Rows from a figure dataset

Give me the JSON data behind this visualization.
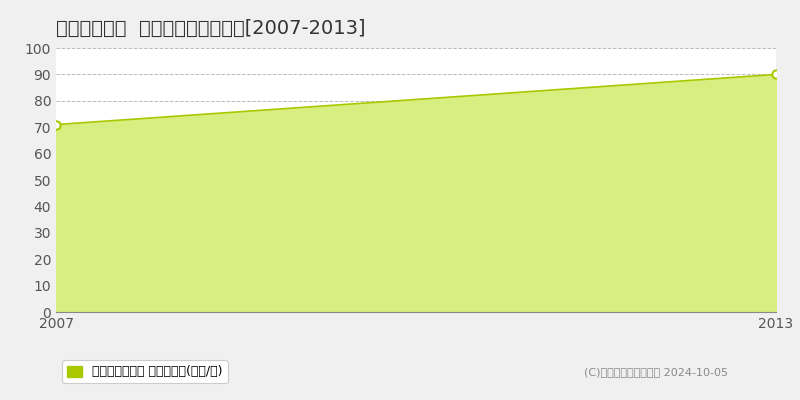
{
  "title": "東大和市新堀  マンション価格推移[2007-2013]",
  "x_values": [
    2007,
    2013
  ],
  "y_values": [
    71,
    90
  ],
  "y_min": 0,
  "y_max": 100,
  "x_min": 2007,
  "x_max": 2013,
  "line_color": "#aac800",
  "fill_color": "#d8ee80",
  "fill_alpha": 1.0,
  "background_color": "#f0f0f0",
  "plot_bg_color": "#ffffff",
  "grid_color": "#bbbbbb",
  "title_fontsize": 14,
  "tick_fontsize": 10,
  "legend_label": "マンション価格 平均坪単価(万円/坪)",
  "legend_square_color": "#aac800",
  "copyright_text": "(C)土地価格ドットコム 2024-10-05",
  "ytick_interval": 10,
  "xtick_labels": [
    "2007",
    "2013"
  ]
}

§ PROBLEM DESCRIPTION
Leave out the pictures and return every record word for word.

§ EXERCISE ANSWER
Give me the JSON data behind this visualization.
{
  "title": "東大和市新堀  マンション価格推移[2007-2013]",
  "x_values": [
    2007,
    2013
  ],
  "y_values": [
    71,
    90
  ],
  "y_min": 0,
  "y_max": 100,
  "x_min": 2007,
  "x_max": 2013,
  "line_color": "#aac800",
  "fill_color": "#d8ee80",
  "fill_alpha": 1.0,
  "background_color": "#f0f0f0",
  "plot_bg_color": "#ffffff",
  "grid_color": "#bbbbbb",
  "title_fontsize": 14,
  "tick_fontsize": 10,
  "legend_label": "マンション価格 平均坪単価(万円/坪)",
  "legend_square_color": "#aac800",
  "copyright_text": "(C)土地価格ドットコム 2024-10-05",
  "ytick_interval": 10,
  "xtick_labels": [
    "2007",
    "2013"
  ]
}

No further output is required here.